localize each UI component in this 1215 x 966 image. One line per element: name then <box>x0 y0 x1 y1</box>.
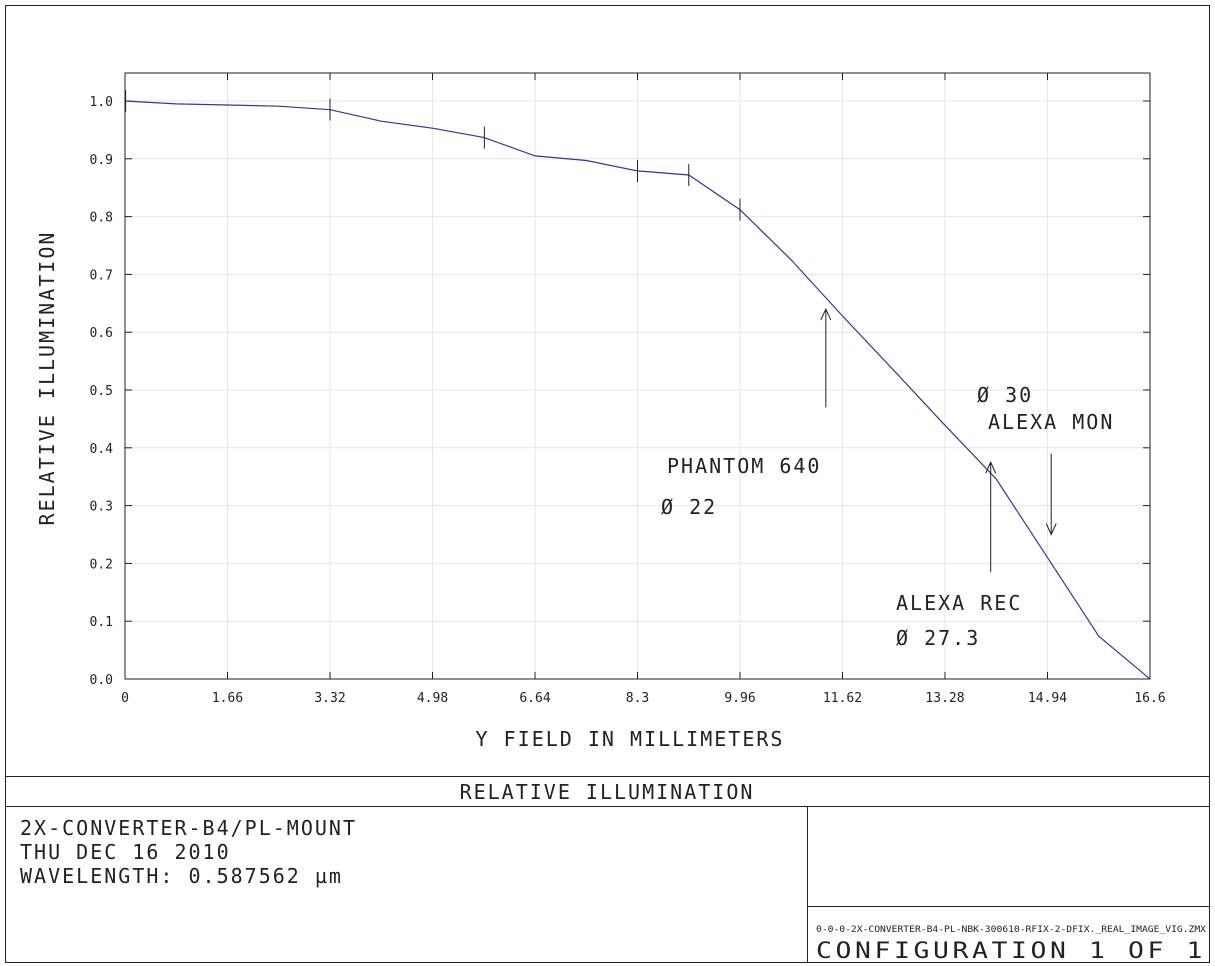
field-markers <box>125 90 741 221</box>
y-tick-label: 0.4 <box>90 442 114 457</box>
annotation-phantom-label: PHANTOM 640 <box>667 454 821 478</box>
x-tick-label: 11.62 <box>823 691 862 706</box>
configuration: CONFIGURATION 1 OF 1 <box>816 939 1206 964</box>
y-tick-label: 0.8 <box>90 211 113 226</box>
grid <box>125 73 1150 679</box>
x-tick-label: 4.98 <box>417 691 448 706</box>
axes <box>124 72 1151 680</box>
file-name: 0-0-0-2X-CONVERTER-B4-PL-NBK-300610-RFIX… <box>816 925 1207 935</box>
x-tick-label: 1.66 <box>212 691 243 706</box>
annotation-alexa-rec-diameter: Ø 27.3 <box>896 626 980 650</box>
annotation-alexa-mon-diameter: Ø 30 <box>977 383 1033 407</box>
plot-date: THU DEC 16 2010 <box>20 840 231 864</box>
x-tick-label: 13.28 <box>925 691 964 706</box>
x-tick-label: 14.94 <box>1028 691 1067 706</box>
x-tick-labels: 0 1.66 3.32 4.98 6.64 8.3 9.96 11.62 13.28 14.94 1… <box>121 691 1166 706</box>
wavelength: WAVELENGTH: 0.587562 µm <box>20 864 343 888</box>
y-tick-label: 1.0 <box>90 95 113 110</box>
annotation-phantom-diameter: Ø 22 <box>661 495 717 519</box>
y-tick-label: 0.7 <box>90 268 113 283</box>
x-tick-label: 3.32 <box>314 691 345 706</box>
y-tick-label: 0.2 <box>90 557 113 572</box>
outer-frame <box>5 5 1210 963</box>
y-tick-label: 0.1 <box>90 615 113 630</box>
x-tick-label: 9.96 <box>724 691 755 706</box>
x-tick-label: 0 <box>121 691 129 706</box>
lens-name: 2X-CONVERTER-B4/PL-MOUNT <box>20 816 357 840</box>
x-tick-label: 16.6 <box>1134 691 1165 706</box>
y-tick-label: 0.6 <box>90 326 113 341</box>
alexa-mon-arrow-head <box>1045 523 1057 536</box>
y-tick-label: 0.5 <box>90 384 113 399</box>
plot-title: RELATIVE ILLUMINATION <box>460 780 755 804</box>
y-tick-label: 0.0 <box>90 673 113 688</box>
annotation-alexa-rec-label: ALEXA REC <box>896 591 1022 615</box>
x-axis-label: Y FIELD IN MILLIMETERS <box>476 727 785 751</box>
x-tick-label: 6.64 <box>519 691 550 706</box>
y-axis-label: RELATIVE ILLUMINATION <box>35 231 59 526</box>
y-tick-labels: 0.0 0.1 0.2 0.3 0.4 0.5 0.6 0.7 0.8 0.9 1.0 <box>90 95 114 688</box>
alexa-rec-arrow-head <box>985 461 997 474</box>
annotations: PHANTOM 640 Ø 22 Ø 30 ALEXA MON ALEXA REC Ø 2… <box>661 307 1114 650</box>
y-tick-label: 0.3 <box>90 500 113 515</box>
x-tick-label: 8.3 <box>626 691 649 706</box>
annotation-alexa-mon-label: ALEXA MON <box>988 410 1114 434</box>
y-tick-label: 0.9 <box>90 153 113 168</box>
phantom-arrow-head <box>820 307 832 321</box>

════

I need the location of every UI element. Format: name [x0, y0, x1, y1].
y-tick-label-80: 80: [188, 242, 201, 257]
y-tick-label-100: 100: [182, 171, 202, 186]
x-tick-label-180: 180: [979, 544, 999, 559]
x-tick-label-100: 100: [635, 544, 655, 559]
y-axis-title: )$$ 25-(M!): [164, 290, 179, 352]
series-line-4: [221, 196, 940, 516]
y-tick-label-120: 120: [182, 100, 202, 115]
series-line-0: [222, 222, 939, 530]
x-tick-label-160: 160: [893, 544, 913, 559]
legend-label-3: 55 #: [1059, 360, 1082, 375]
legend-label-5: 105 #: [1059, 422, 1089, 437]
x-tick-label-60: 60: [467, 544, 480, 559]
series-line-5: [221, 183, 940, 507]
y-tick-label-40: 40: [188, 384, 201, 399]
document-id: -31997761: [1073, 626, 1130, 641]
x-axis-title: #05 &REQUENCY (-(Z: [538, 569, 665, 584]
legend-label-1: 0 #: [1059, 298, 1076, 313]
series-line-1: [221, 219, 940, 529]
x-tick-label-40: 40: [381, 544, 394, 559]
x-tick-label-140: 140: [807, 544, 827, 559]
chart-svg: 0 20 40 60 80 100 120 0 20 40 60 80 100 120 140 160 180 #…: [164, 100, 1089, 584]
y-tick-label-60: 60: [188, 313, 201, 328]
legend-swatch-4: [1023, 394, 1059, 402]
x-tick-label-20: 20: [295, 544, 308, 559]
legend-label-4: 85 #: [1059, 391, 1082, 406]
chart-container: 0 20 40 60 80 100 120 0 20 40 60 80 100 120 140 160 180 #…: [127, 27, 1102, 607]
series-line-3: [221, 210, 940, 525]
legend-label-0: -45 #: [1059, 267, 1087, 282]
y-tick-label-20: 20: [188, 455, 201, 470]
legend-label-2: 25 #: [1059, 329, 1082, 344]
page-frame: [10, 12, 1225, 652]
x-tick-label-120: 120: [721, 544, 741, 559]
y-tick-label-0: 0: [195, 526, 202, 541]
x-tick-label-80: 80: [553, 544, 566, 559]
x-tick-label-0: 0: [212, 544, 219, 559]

════

**PROBLEM TO SOLVE**
In the listing, copy the lines from the line with "I need the location" to the line with "x-tick-label-0: 0: [212, 544, 219, 559]", changing every "legend-label" to "legend-text" and leaving the rest as it is.

**ANSWER TO THIS PROBLEM**
I need the location of every UI element. Format: name [x0, y0, x1, y1].
y-tick-label-80: 80: [188, 242, 201, 257]
y-tick-label-100: 100: [182, 171, 202, 186]
x-tick-label-180: 180: [979, 544, 999, 559]
x-tick-label-100: 100: [635, 544, 655, 559]
y-axis-title: )$$ 25-(M!): [164, 290, 179, 352]
series-line-4: [221, 196, 940, 516]
y-tick-label-120: 120: [182, 100, 202, 115]
series-line-0: [222, 222, 939, 530]
x-tick-label-160: 160: [893, 544, 913, 559]
legend-text-3: 55 #: [1059, 360, 1082, 375]
legend-text-5: 105 #: [1059, 422, 1089, 437]
x-tick-label-60: 60: [467, 544, 480, 559]
series-line-5: [221, 183, 940, 507]
y-tick-label-40: 40: [188, 384, 201, 399]
document-id: -31997761: [1073, 626, 1130, 641]
x-axis-title: #05 &REQUENCY (-(Z: [538, 569, 665, 584]
legend-text-1: 0 #: [1059, 298, 1076, 313]
series-line-1: [221, 219, 940, 529]
x-tick-label-40: 40: [381, 544, 394, 559]
x-tick-label-140: 140: [807, 544, 827, 559]
chart-svg: 0 20 40 60 80 100 120 0 20 40 60 80 100 120 140 160 180 #…: [164, 100, 1089, 584]
y-tick-label-60: 60: [188, 313, 201, 328]
legend-swatch-4: [1023, 394, 1059, 402]
x-tick-label-20: 20: [295, 544, 308, 559]
legend-text-4: 85 #: [1059, 391, 1082, 406]
chart-container: 0 20 40 60 80 100 120 0 20 40 60 80 100 120 140 160 180 #…: [127, 27, 1102, 607]
series-line-3: [221, 210, 940, 525]
legend-text-0: -45 #: [1059, 267, 1087, 282]
y-tick-label-20: 20: [188, 455, 201, 470]
legend-text-2: 25 #: [1059, 329, 1082, 344]
page-frame: [10, 12, 1225, 652]
x-tick-label-120: 120: [721, 544, 741, 559]
y-tick-label-0: 0: [195, 526, 202, 541]
x-tick-label-80: 80: [553, 544, 566, 559]
x-tick-label-0: 0: [212, 544, 219, 559]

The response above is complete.